Written task -
Repeat all the records exactly, omitting pictures.

Data lines -
-- Start --

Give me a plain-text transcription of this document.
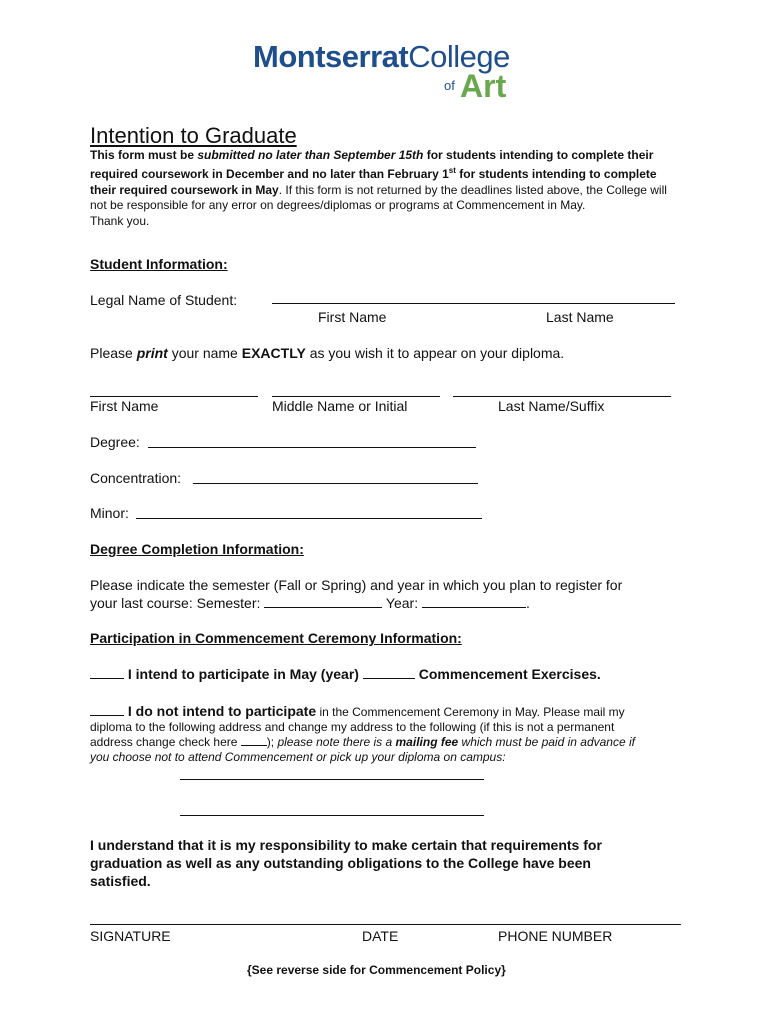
MontserratCollege
of Art
Intention to Graduate
This form must be submitted no later than September 15th for students intending to complete their required coursework in December and no later than February 1st for students intending to complete their required coursework in May. If this form is not returned by the deadlines listed above, the College will not be responsible for any error on degrees/diplomas or programs at Commencement in May.
Thank you.
Student Information:
Legal Name of Student:
First Name	Last Name
Please print your name EXACTLY as you wish it to appear on your diploma.
First Name	Middle Name or Initial	Last Name/Suffix
Degree:
Concentration:
Minor:
Degree Completion Information:
Please indicate the semester (Fall or Spring) and year in which you plan to register for
your last course: Semester:	Year:	.
Participation in Commencement Ceremony Information:
I intend to participate in May (year)	Commencement Exercises.
I do not intend to participate in the Commencement Ceremony in May. Please mail my
diploma to the following address and change my address to the following (if this is not a permanent
address change check here ); please note there is a mailing fee which must be paid in advance if
you choose not to attend Commencement or pick up your diploma on campus:
I understand that it is my responsibility to make certain that requirements for
graduation as well as any outstanding obligations to the College have been
satisfied.
SIGNATURE	DATE	PHONE NUMBER
{See reverse side for Commencement Policy}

-- End --

The response -
Give me a plain-text transcription of this document.
MontserratCollege
of Art
Intention to Graduate
This form must be submitted no later than September 15th for students intending to complete their required coursework in December and no later than February 1st for students intending to complete their required coursework in May. If this form is not returned by the deadlines listed above, the College will not be responsible for any error on degrees/diplomas or programs at Commencement in May.
Thank you.
Student Information:
Legal Name of Student:
First Name	Last Name
Please print your name EXACTLY as you wish it to appear on your diploma.
First Name	Middle Name or Initial	Last Name/Suffix
Degree:
Concentration:
Minor:
Degree Completion Information:
Please indicate the semester (Fall or Spring) and year in which you plan to register for
your last course: Semester:	Year:	.
Participation in Commencement Ceremony Information:
I intend to participate in May (year)	Commencement Exercises.
I do not intend to participate in the Commencement Ceremony in May. Please mail my
diploma to the following address and change my address to the following (if this is not a permanent
address change check here ); please note there is a mailing fee which must be paid in advance if
you choose not to attend Commencement or pick up your diploma on campus:
I understand that it is my responsibility to make certain that requirements for
graduation as well as any outstanding obligations to the College have been
satisfied.
SIGNATURE	DATE	PHONE NUMBER
{See reverse side for Commencement Policy}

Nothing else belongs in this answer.